YOUR TASK:
Your task is to copy every line of this material exactly.

(Records from a data collection)
______

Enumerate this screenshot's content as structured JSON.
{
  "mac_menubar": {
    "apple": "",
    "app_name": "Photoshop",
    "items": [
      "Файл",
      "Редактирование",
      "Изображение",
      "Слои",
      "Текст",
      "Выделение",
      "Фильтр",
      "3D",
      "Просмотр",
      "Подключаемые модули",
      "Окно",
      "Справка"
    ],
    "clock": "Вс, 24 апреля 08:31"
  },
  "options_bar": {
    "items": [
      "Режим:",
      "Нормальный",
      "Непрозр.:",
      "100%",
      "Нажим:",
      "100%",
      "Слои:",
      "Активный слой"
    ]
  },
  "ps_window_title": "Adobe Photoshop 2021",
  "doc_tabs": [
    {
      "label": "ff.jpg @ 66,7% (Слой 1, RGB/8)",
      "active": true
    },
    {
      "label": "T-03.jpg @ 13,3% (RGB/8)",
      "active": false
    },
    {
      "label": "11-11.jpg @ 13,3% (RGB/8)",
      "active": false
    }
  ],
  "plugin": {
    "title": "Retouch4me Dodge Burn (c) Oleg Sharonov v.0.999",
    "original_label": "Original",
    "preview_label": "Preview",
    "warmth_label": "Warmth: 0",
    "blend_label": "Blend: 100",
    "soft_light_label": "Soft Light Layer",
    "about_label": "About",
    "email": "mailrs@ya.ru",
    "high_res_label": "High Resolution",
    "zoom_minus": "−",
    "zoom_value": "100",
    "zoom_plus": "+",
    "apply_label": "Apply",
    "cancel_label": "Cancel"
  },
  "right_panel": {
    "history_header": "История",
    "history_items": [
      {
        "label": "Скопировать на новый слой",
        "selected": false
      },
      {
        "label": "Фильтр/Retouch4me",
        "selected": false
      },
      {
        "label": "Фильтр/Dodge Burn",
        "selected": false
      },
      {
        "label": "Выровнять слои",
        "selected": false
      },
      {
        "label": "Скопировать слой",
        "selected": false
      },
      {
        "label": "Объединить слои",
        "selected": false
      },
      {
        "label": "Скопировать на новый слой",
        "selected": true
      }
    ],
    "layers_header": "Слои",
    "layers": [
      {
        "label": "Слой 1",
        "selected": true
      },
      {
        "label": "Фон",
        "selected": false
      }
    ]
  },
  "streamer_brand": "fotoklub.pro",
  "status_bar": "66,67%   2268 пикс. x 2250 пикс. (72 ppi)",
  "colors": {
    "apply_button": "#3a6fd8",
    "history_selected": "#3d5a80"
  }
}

______

RESULT:
Enumerate this screenshot's content as structured JSON.
{
  "mac_menubar": {
    "apple": "",
    "app_name": "Photoshop",
    "items": [
      "Файл",
      "Редактирование",
      "Изображение",
      "Слои",
      "Текст",
      "Выделение",
      "Фильтр",
      "3D",
      "Просмотр",
      "Подключаемые модули",
      "Окно",
      "Справка"
    ],
    "clock": "Вс, 24 апреля 08:31"
  },
  "options_bar": {
    "items": [
      "Режим:",
      "Нормальный",
      "Непрозр.:",
      "100%",
      "Нажим:",
      "100%",
      "Слои:",
      "Активный слой"
    ]
  },
  "ps_window_title": "Adobe Photoshop 2021",
  "doc_tabs": [
    {
      "label": "ff.jpg @ 66,7% (Слой 1, RGB/8)",
      "active": true
    },
    {
      "label": "T-03.jpg @ 13,3% (RGB/8)",
      "active": false
    },
    {
      "label": "11-11.jpg @ 13,3% (RGB/8)",
      "active": false
    }
  ],
  "plugin": {
    "title": "Retouch4me Dodge Burn (c) Oleg Sharonov v.0.999",
    "original_label": "Original",
    "preview_label": "Preview",
    "warmth_label": "Warmth: 0",
    "blend_label": "Blend: 100",
    "soft_light_label": "Soft Light Layer",
    "about_label": "About",
    "email": "mailrs@ya.ru",
    "high_res_label": "High Resolution",
    "zoom_minus": "−",
    "zoom_value": "100",
    "zoom_plus": "+",
    "apply_label": "Apply",
    "cancel_label": "Cancel"
  },
  "right_panel": {
    "history_header": "История",
    "history_items": [
      {
        "label": "Скопировать на новый слой",
        "selected": false
      },
      {
        "label": "Фильтр/Retouch4me",
        "selected": false
      },
      {
        "label": "Фильтр/Dodge Burn",
        "selected": false
      },
      {
        "label": "Выровнять слои",
        "selected": false
      },
      {
        "label": "Скопировать слой",
        "selected": false
      },
      {
        "label": "Объединить слои",
        "selected": false
      },
      {
        "label": "Скопировать на новый слой",
        "selected": true
      }
    ],
    "layers_header": "Слои",
    "layers": [
      {
        "label": "Слой 1",
        "selected": true
      },
      {
        "label": "Фон",
        "selected": false
      }
    ]
  },
  "streamer_brand": "fotoklub.pro",
  "status_bar": "66,67%   2268 пикс. x 2250 пикс. (72 ppi)",
  "colors": {
    "apply_button": "#3a6fd8",
    "history_selected": "#3d5a80"
  }
}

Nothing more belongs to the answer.